Jean Van Lierde, l’Objecteur

Ce mardi 3 mai, on commémorera à Bruxelles ( Boitsfort), le 10ème anniversaire de la disparition de Jean Van Lierde ( entre autres)chef de file de la lutte pour l’objection de conscience et co-fondateur d’Agir pour la Paix (ex MIR-IRG). A cette occasion une exposition sera consacrée à l’objection de conscience( vernissage à 18.30) et mon film de 1998, « L’Objecteur », portrait de Jean Van Lierde sera projeté à 20.30

Voilà comment je présentais le film lors de sa sortie en 1998 :

Résistant contre le fascisme, militant pacifiste, combattant contre le colonialisme et pour la liberté des peuples opprimés, pourfendeur du capitalisme et du stalinisme : Jean Van Lierde était un OBJECTEUR au pied de la lettre… Il a épousé bien des causes militantes de cette seconde moitié du siècle et aussi leurs contradictions.

Objecteur de conscience d’abord : son action opiniâtre et trois séjours en prisons imposèrent un statut pour ceux qui refusaient de porter les armes. Mais aussi objecteur de tous les pouvoirs établis, Jean Van Lierde est un « chrétien libertaire » tout à la fois présent dans « son église » et imprégné des idées anarchistes.

Passeur de frontières pour les déserteurs français et les militants du FLN pendant la guerre d’Algérie, accompagnateur de tous les dirigeants congolais à la recherche de leur indépendance, compagnon de Patrice Lumumba, sans oublier le Vietnam, la Palestine et mille autres combats, Van Lierde remplit plusieurs vies de militantisme.

Passeurs des frontières idéologiques et philosophiques, il rassemble croyants et incroyants, il associe juifs, musulmans et chrétiens, il fait collaborer notables et révolutionnaires pour sauver un dissident ou un réfugié politique.
Son militantisme acharné ne l’empêchera pas de gérer avec rigueur spartiate et objectivité sévère ce qui sera d’abord une aventure et puis rapidement une autorité incontestée dans le monde socio-politique en Belgique: le CRISP ( Centre de Recherche et d’Information Socio-Politique). Il en sera le secrétaire général pendant 25 ans.

| Consignes |
- a) D'après le texte sur Jean Van Lierde, pendant combien d'années a-t-il été secrétaire général du CRISP ?
- b) Poursuivez le texte sur Jean Van Lierde après sa dernière phrase.
Les données ne servent à rien pour ce travail.

| Les données |
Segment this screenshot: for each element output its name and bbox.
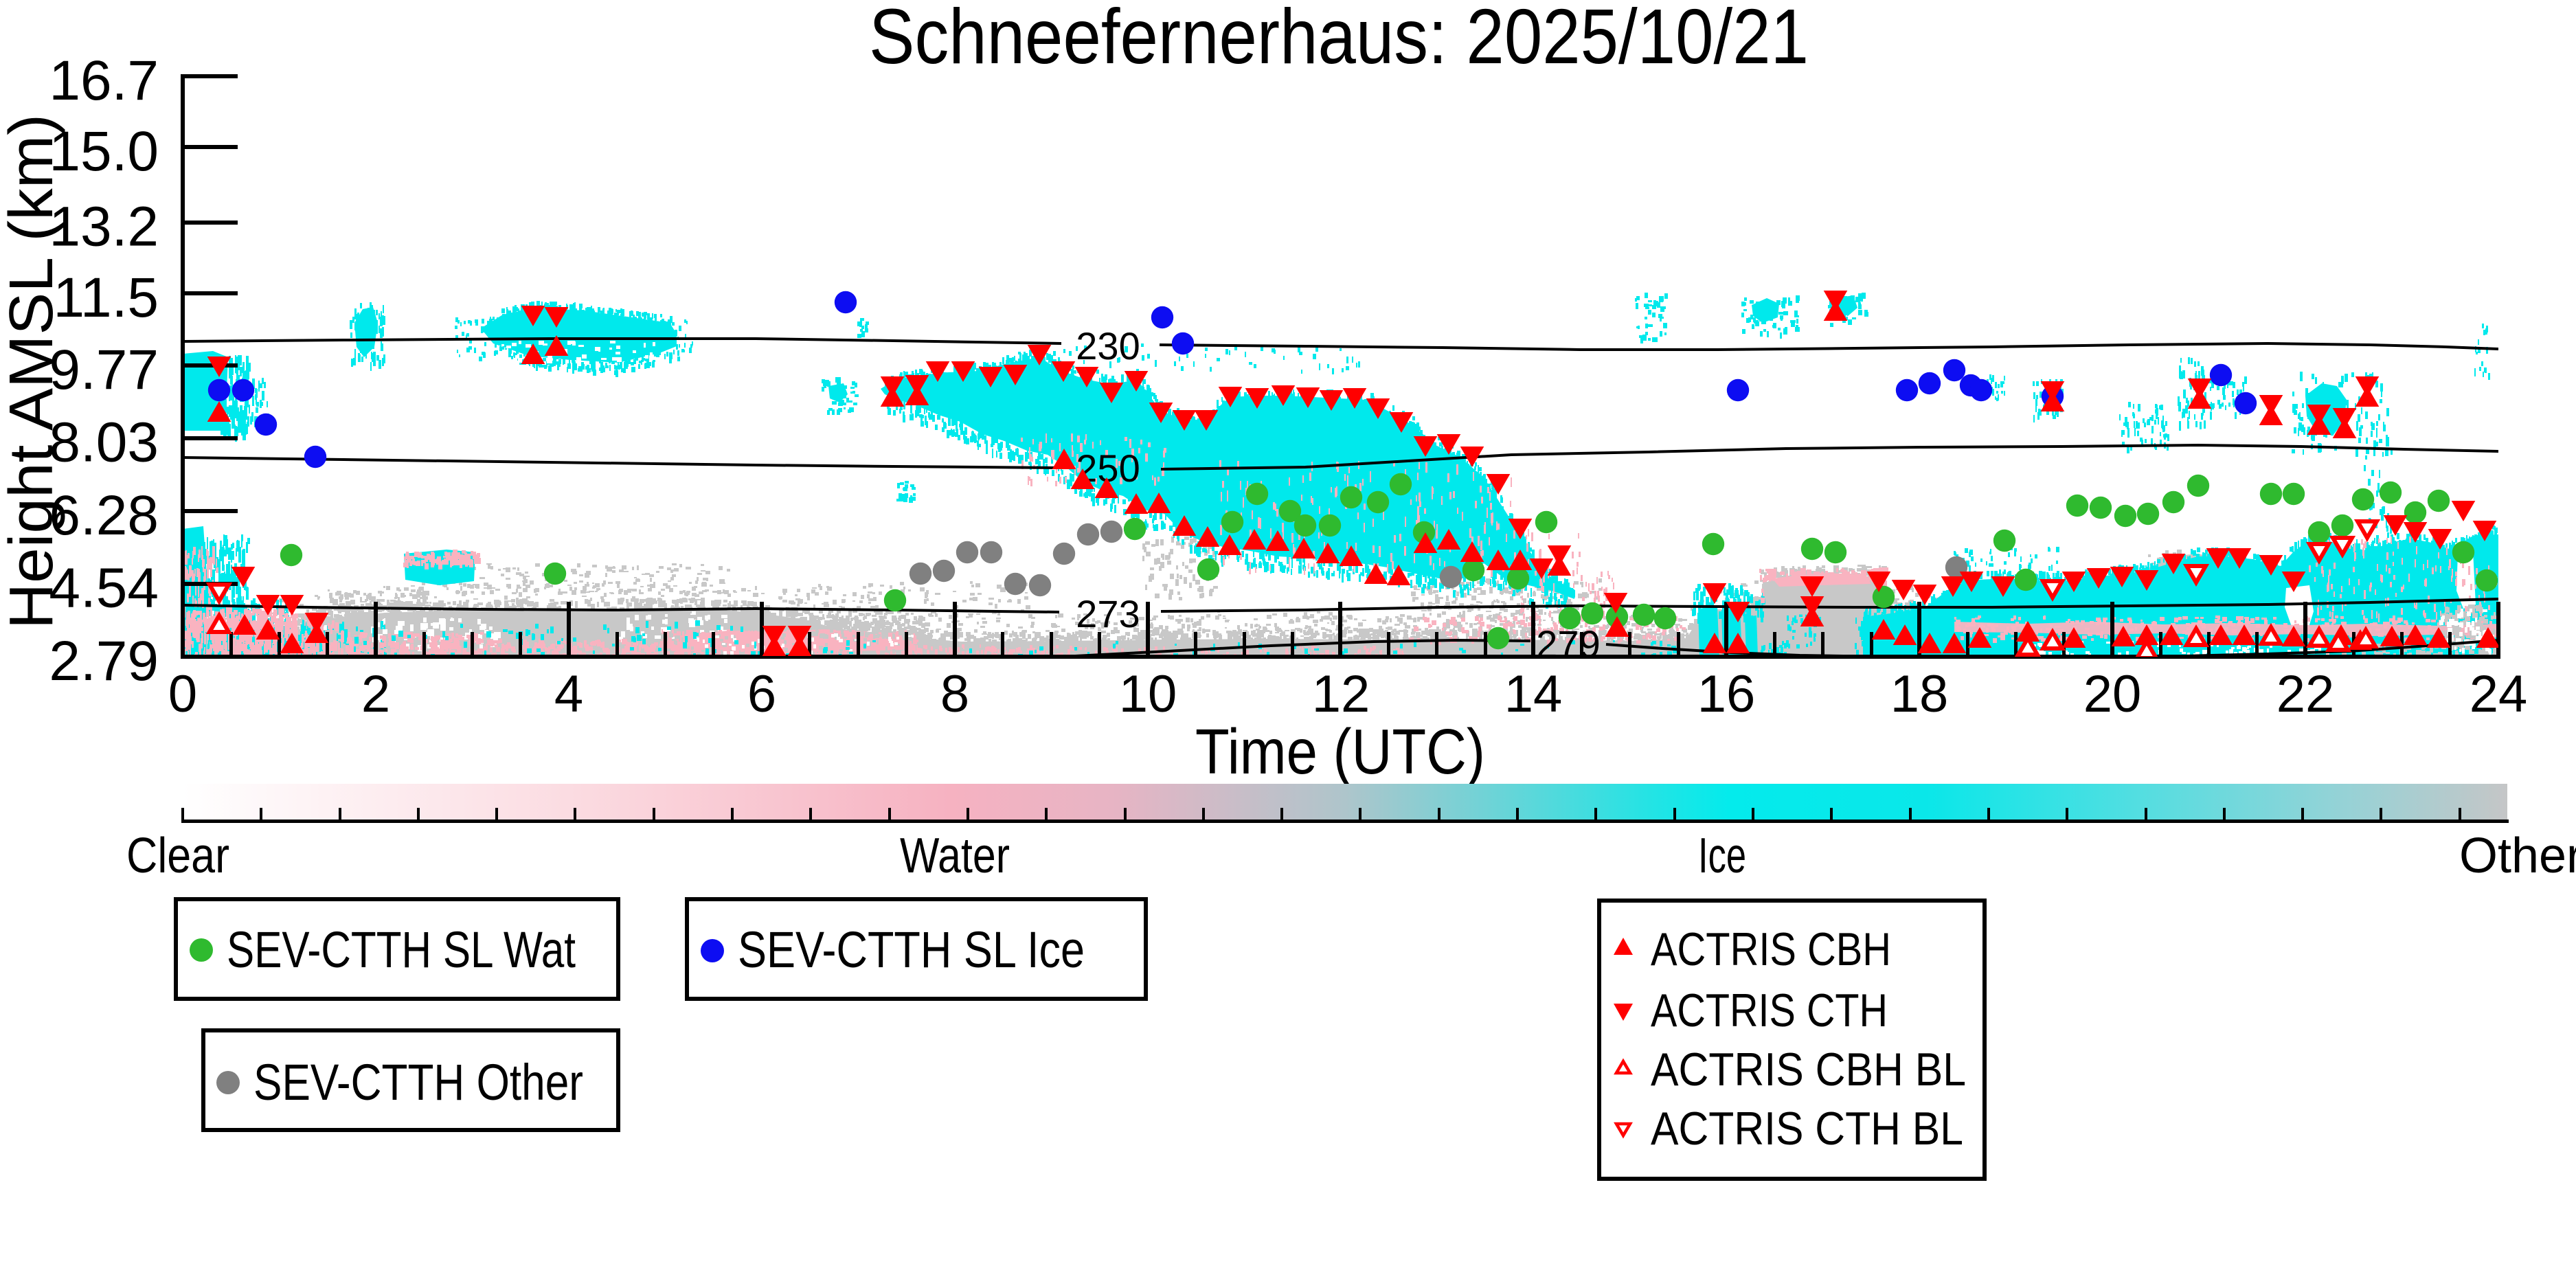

| Réponses aux consignes |
- a) Pendant 25 ans.

- b)
Jean Van Lierde avec Patrice Lumumba, juin 1960

Pour ce film, tourné en 1998, Jean Van Lierde, qui avait alors 72 ans, promenait sur ses archives et son histoire un regard serein, sans trop d’illusions mais avec la solide conviction d’avoir « fait ce qu’il fallait »…
Ce film lui a donné la parole pour tenter de restituer un parcours individuel et collectif.

« L’Objecteur » s’inscrivait dans une démarche documentaire qui tentait de film en film, par tranches de vie successives, de construire quelques aspects de la mémoire d’une époque. Celle de cette dernière moitié du XXe siècle marquée par l’affrontement des grandes idéologies et l’engagement des militants et des intellectuels.

Il ne s’agissait évidemment pas de « LA » mémoire d’une époque, mais de mémoires individuelles toujours plongées dans des aventures collectives.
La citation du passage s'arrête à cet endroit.